Given exercise: Give a verbatim copy of the lines below, minus the pictures.

Records for the exercise:
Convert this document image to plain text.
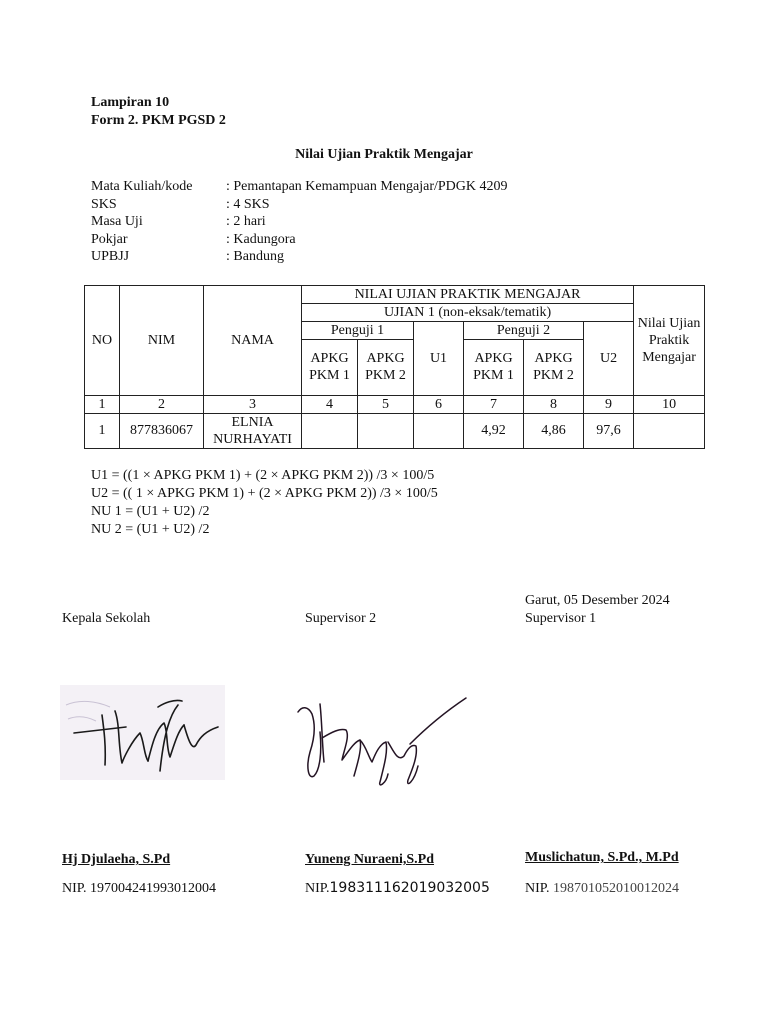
Lampiran 10
Form 2. PKM PGSD 2
Nilai Ujian Praktik Mengajar
Mata Kuliah/kode	: Pemantapan Kemampuan Mengajar/PDGK 4209
SKS	: 4 SKS
Masa Uji	: 2 hari
Pokjar	: Kadungora
UPBJJ	: Bandung
NO	NIM	NAMA	NILAI UJIAN PRAKTIK MENGAJAR						Nilai Ujian Praktik Mengajar
			UJIAN 1 (non-eksak/tematik)						
			Penguji 1		U1	Penguji 2		U2	
			APKG PKM 1	APKG PKM 2		APKG PKM 1	APKG PKM 2		
1	2	3	4	5	6	7	8	9	10
1	877836067	ELNIA NURHAYATI				4,92	4,86	97,6	
U1 = ((1 × APKG PKM 1) + (2 × APKG PKM 2)) /3 × 100/5
U2 = (( 1 × APKG PKM 1) + (2 × APKG PKM 2)) /3 × 100/5
NU 1 = (U1 + U2) /2
NU 2 = (U1 + U2) /2
Garut, 05 Desember 2024
Kepala Sekolah	Supervisor 2	Supervisor 1
Hj Djulaeha, S.Pd	Yuneng Nuraeni,S.Pd	Muslichatun, S.Pd., M.Pd
NIP. 197004241993012004	NIP.198311162019032005	NIP. 198701052010012024
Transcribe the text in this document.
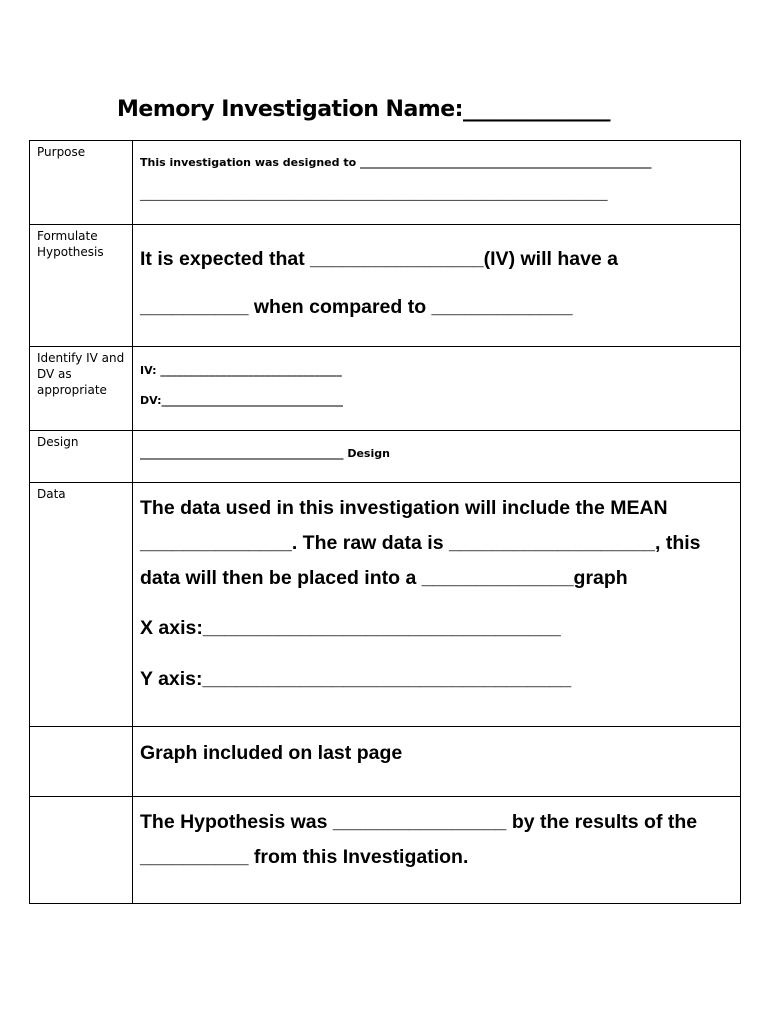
Memory Investigation Name:______________
Purpose	This investigation was designed to _____________________________________________________
_____________________________________________________________________________________

Formulate Hypothesis	It is expected that ________________(IV) will have a
__________ when compared to _____________

Identify IV and DV as appropriate	IV: _________________________________
DV:_________________________________

Design	_____________________________________ Design

Data	The data used in this investigation will include the MEAN
______________. The raw data is ___________________, this
data will then be placed into a ______________graph
X axis:_________________________________
Y axis:__________________________________

	Graph included on last page

	The Hypothesis was ________________ by the results of the
__________ from this Investigation.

Exercise response:
Convert this document image to plain text.
Lampiran 10
Form 2. PKM PGSD 2
Nilai Ujian Praktik Mengajar
Mata Kuliah/kode	: Pemantapan Kemampuan Mengajar/PDGK 4209
SKS	: 4 SKS
Masa Uji	: 2 hari
Pokjar	: Kadungora
UPBJJ	: Bandung
NO	NIM	NAMA	NILAI UJIAN PRAKTIK MENGAJAR						Nilai Ujian Praktik Mengajar
			UJIAN 1 (non-eksak/tematik)						
			Penguji 1		U1	Penguji 2		U2	
			APKG PKM 1	APKG PKM 2		APKG PKM 1	APKG PKM 2		
1	2	3	4	5	6	7	8	9	10
1	877836067	ELNIA NURHAYATI				4,92	4,86	97,6	
U1 = ((1 × APKG PKM 1) + (2 × APKG PKM 2)) /3 × 100/5
U2 = (( 1 × APKG PKM 1) + (2 × APKG PKM 2)) /3 × 100/5
NU 1 = (U1 + U2) /2
NU 2 = (U1 + U2) /2
Garut, 05 Desember 2024
Kepala Sekolah	Supervisor 2	Supervisor 1
Hj Djulaeha, S.Pd	Yuneng Nuraeni,S.Pd	Muslichatun, S.Pd., M.Pd
NIP. 197004241993012004	NIP.198311162019032005	NIP. 198701052010012024
Transcribe the text in this document.
Memory Investigation Name:______________
Purpose	This investigation was designed to _____________________________________________________
_____________________________________________________________________________________

Formulate Hypothesis	It is expected that ________________(IV) will have a
__________ when compared to _____________

Identify IV and DV as appropriate	IV: _________________________________
DV:_________________________________

Design	_____________________________________ Design

Data	The data used in this investigation will include the MEAN
______________. The raw data is ___________________, this
data will then be placed into a ______________graph
X axis:_________________________________
Y axis:__________________________________

	Graph included on last page

	The Hypothesis was ________________ by the results of the
__________ from this Investigation.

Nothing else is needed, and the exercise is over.